■ **Exercise task**
Set down each line of the material that follows, exactly, with no pictures.
%%
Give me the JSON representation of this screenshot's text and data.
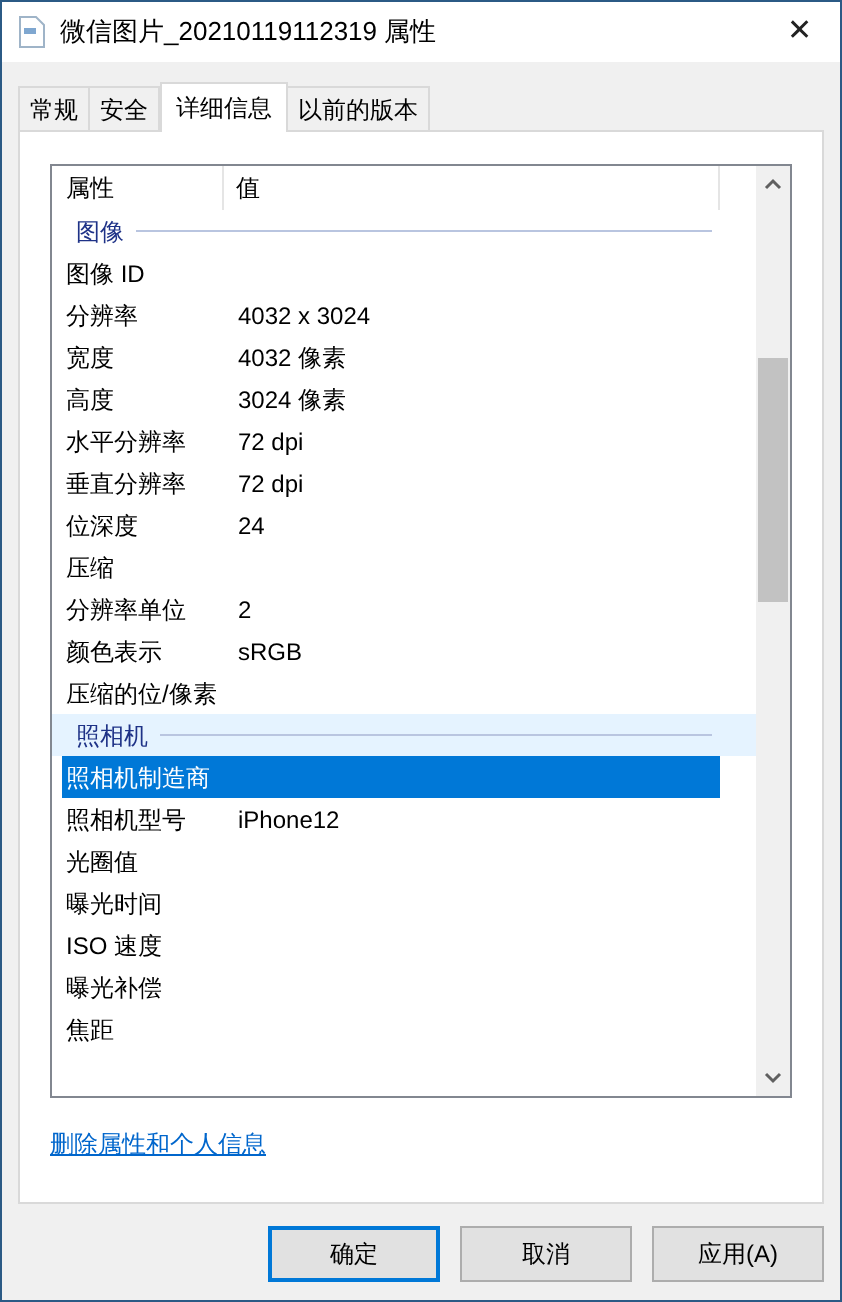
{
  "window": {
    "title": "微信图片_20210119112319 属性",
    "close": "✕"
  },
  "tabs": [
    {
      "label": "常规",
      "selected": false
    },
    {
      "label": "安全",
      "selected": false
    },
    {
      "label": "详细信息",
      "selected": true
    },
    {
      "label": "以前的版本",
      "selected": false
    }
  ],
  "table": {
    "columns": [
      "属性",
      "值"
    ],
    "rows": [
      {
        "kind": "group",
        "label": "图像",
        "highlighted": false
      },
      {
        "kind": "property",
        "name": "图像 ID",
        "selected": false
      },
      {
        "kind": "property",
        "name": "分辨率",
        "value": "4032 x 3024",
        "selected": false
      },
      {
        "kind": "property",
        "name": "宽度",
        "value": "4032 像素",
        "selected": false
      },
      {
        "kind": "property",
        "name": "高度",
        "value": "3024 像素",
        "selected": false
      },
      {
        "kind": "property",
        "name": "水平分辨率",
        "value": "72 dpi",
        "selected": false
      },
      {
        "kind": "property",
        "name": "垂直分辨率",
        "value": "72 dpi",
        "selected": false
      },
      {
        "kind": "property",
        "name": "位深度",
        "value": "24",
        "selected": false
      },
      {
        "kind": "property",
        "name": "压缩",
        "selected": false
      },
      {
        "kind": "property",
        "name": "分辨率单位",
        "value": "2",
        "selected": false
      },
      {
        "kind": "property",
        "name": "颜色表示",
        "value": "sRGB",
        "selected": false
      },
      {
        "kind": "property",
        "name": "压缩的位/像素",
        "selected": false
      },
      {
        "kind": "group",
        "label": "照相机",
        "highlighted": true
      },
      {
        "kind": "property",
        "name": "照相机制造商",
        "selected": true
      },
      {
        "kind": "property",
        "name": "照相机型号",
        "value": "iPhone12",
        "selected": false
      },
      {
        "kind": "property",
        "name": "光圈值",
        "selected": false
      },
      {
        "kind": "property",
        "name": "曝光时间",
        "selected": false
      },
      {
        "kind": "property",
        "name": "ISO 速度",
        "selected": false
      },
      {
        "kind": "property",
        "name": "曝光补偿",
        "selected": false
      },
      {
        "kind": "property",
        "name": "焦距",
        "selected": false
      }
    ]
  },
  "link": "删除属性和个人信息",
  "buttons": [
    {
      "label": "确定",
      "default": true
    },
    {
      "label": "取消",
      "default": false
    },
    {
      "label": "应用(A)",
      "default": false
    }
  ]
}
%%
■ **Written answer**
Give me the JSON representation of this screenshot's text and data.
{
  "window": {
    "title": "微信图片_20210119112319 属性",
    "close": "✕"
  },
  "tabs": [
    {
      "label": "常规",
      "selected": false
    },
    {
      "label": "安全",
      "selected": false
    },
    {
      "label": "详细信息",
      "selected": true
    },
    {
      "label": "以前的版本",
      "selected": false
    }
  ],
  "table": {
    "columns": [
      "属性",
      "值"
    ],
    "rows": [
      {
        "kind": "group",
        "label": "图像",
        "highlighted": false
      },
      {
        "kind": "property",
        "name": "图像 ID",
        "selected": false
      },
      {
        "kind": "property",
        "name": "分辨率",
        "value": "4032 x 3024",
        "selected": false
      },
      {
        "kind": "property",
        "name": "宽度",
        "value": "4032 像素",
        "selected": false
      },
      {
        "kind": "property",
        "name": "高度",
        "value": "3024 像素",
        "selected": false
      },
      {
        "kind": "property",
        "name": "水平分辨率",
        "value": "72 dpi",
        "selected": false
      },
      {
        "kind": "property",
        "name": "垂直分辨率",
        "value": "72 dpi",
        "selected": false
      },
      {
        "kind": "property",
        "name": "位深度",
        "value": "24",
        "selected": false
      },
      {
        "kind": "property",
        "name": "压缩",
        "selected": false
      },
      {
        "kind": "property",
        "name": "分辨率单位",
        "value": "2",
        "selected": false
      },
      {
        "kind": "property",
        "name": "颜色表示",
        "value": "sRGB",
        "selected": false
      },
      {
        "kind": "property",
        "name": "压缩的位/像素",
        "selected": false
      },
      {
        "kind": "group",
        "label": "照相机",
        "highlighted": true
      },
      {
        "kind": "property",
        "name": "照相机制造商",
        "selected": true
      },
      {
        "kind": "property",
        "name": "照相机型号",
        "value": "iPhone12",
        "selected": false
      },
      {
        "kind": "property",
        "name": "光圈值",
        "selected": false
      },
      {
        "kind": "property",
        "name": "曝光时间",
        "selected": false
      },
      {
        "kind": "property",
        "name": "ISO 速度",
        "selected": false
      },
      {
        "kind": "property",
        "name": "曝光补偿",
        "selected": false
      },
      {
        "kind": "property",
        "name": "焦距",
        "selected": false
      }
    ]
  },
  "link": "删除属性和个人信息",
  "buttons": [
    {
      "label": "确定",
      "default": true
    },
    {
      "label": "取消",
      "default": false
    },
    {
      "label": "应用(A)",
      "default": false
    }
  ]
}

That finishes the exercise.